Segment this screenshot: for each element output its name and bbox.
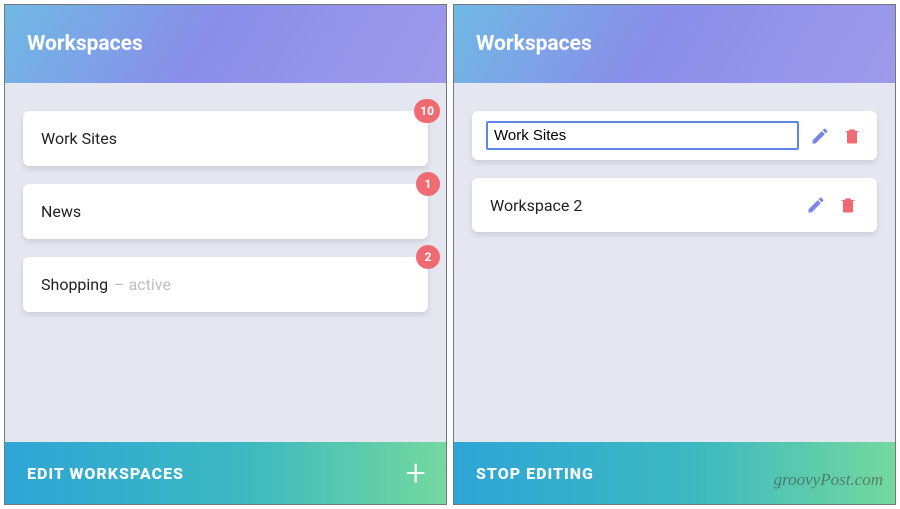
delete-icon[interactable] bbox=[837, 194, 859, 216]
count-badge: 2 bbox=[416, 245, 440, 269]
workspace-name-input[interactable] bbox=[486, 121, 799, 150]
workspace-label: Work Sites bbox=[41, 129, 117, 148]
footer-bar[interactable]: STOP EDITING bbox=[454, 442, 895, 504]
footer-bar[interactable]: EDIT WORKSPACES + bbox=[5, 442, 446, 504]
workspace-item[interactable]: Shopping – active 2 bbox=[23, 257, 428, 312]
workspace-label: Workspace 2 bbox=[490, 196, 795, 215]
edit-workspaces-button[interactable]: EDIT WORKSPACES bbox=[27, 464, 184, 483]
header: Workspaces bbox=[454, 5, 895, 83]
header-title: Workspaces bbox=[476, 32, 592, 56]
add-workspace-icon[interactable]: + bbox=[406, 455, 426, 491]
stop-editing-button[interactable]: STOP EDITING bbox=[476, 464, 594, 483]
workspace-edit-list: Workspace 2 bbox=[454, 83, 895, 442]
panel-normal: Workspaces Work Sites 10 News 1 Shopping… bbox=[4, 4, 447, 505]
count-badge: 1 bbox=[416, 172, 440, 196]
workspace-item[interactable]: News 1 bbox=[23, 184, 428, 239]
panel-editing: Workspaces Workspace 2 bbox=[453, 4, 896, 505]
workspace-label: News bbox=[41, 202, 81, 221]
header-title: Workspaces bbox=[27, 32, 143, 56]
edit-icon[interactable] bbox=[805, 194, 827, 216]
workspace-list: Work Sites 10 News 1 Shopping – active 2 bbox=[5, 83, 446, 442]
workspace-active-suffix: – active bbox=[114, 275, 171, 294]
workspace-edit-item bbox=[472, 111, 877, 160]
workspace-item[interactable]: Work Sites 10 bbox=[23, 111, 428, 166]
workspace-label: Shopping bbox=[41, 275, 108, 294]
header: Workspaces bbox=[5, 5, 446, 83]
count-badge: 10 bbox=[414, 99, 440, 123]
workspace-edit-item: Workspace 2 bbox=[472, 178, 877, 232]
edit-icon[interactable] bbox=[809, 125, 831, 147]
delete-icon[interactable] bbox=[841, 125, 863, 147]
+ + + +
* **Written exercise**
Swap every "Shopping" in the data above for "Groceries" and write out all of its lines again with nothing else changed. Leave out the picture.

* **Output for this task**
Segment this screenshot: for each element output its name and bbox.
delete-icon[interactable] bbox=[837, 194, 859, 216]
count-badge: 2 bbox=[416, 245, 440, 269]
workspace-name-input[interactable] bbox=[486, 121, 799, 150]
workspace-label: Work Sites bbox=[41, 129, 117, 148]
footer-bar[interactable]: STOP EDITING bbox=[454, 442, 895, 504]
footer-bar[interactable]: EDIT WORKSPACES + bbox=[5, 442, 446, 504]
workspace-item[interactable]: Groceries – active 2 bbox=[23, 257, 428, 312]
workspace-label: Workspace 2 bbox=[490, 196, 795, 215]
edit-workspaces-button[interactable]: EDIT WORKSPACES bbox=[27, 464, 184, 483]
header: Workspaces bbox=[454, 5, 895, 83]
header-title: Workspaces bbox=[476, 32, 592, 56]
add-workspace-icon[interactable]: + bbox=[406, 455, 426, 491]
stop-editing-button[interactable]: STOP EDITING bbox=[476, 464, 594, 483]
workspace-edit-list: Workspace 2 bbox=[454, 83, 895, 442]
panel-normal: Workspaces Work Sites 10 News 1 Groceries… bbox=[4, 4, 447, 505]
count-badge: 1 bbox=[416, 172, 440, 196]
workspace-item[interactable]: News 1 bbox=[23, 184, 428, 239]
panel-editing: Workspaces Workspace 2 bbox=[453, 4, 896, 505]
workspace-label: News bbox=[41, 202, 81, 221]
header-title: Workspaces bbox=[27, 32, 143, 56]
edit-icon[interactable] bbox=[805, 194, 827, 216]
workspace-list: Work Sites 10 News 1 Groceries – active 2 bbox=[5, 83, 446, 442]
workspace-active-suffix: – active bbox=[114, 275, 171, 294]
workspace-edit-item bbox=[472, 111, 877, 160]
workspace-item[interactable]: Work Sites 10 bbox=[23, 111, 428, 166]
workspace-label: Groceries bbox=[41, 275, 108, 294]
header: Workspaces bbox=[5, 5, 446, 83]
count-badge: 10 bbox=[414, 99, 440, 123]
workspace-edit-item: Workspace 2 bbox=[472, 178, 877, 232]
edit-icon[interactable] bbox=[809, 125, 831, 147]
delete-icon[interactable] bbox=[841, 125, 863, 147]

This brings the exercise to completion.